- _Problem statement_
Quote all of the entries word for word.

[Materials provided start]

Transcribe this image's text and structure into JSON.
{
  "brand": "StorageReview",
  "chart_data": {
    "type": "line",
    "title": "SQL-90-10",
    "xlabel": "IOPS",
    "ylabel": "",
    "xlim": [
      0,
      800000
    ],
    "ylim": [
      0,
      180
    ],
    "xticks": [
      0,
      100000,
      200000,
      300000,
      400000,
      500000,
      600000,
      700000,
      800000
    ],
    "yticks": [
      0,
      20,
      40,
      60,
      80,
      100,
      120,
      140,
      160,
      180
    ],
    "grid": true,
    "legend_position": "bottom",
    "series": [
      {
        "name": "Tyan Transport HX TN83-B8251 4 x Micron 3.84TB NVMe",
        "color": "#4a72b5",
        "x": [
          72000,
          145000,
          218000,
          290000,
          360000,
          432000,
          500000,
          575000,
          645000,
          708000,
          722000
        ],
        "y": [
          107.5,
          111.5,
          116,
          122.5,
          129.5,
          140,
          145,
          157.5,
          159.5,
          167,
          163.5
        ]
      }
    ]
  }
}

[Materials provided end]

- _Reply_
Transcribe this image's text and structure into JSON.
{
  "brand": "StorageReview",
  "chart_data": {
    "type": "line",
    "title": "SQL-90-10",
    "xlabel": "IOPS",
    "ylabel": "",
    "xlim": [
      0,
      800000
    ],
    "ylim": [
      0,
      180
    ],
    "xticks": [
      0,
      100000,
      200000,
      300000,
      400000,
      500000,
      600000,
      700000,
      800000
    ],
    "yticks": [
      0,
      20,
      40,
      60,
      80,
      100,
      120,
      140,
      160,
      180
    ],
    "grid": true,
    "legend_position": "bottom",
    "series": [
      {
        "name": "Tyan Transport HX TN83-B8251 4 x Micron 3.84TB NVMe",
        "color": "#4a72b5",
        "x": [
          72000,
          145000,
          218000,
          290000,
          360000,
          432000,
          500000,
          575000,
          645000,
          708000,
          722000
        ],
        "y": [
          107.5,
          111.5,
          116,
          122.5,
          129.5,
          140,
          145,
          157.5,
          159.5,
          167,
          163.5
        ]
      }
    ]
  }
}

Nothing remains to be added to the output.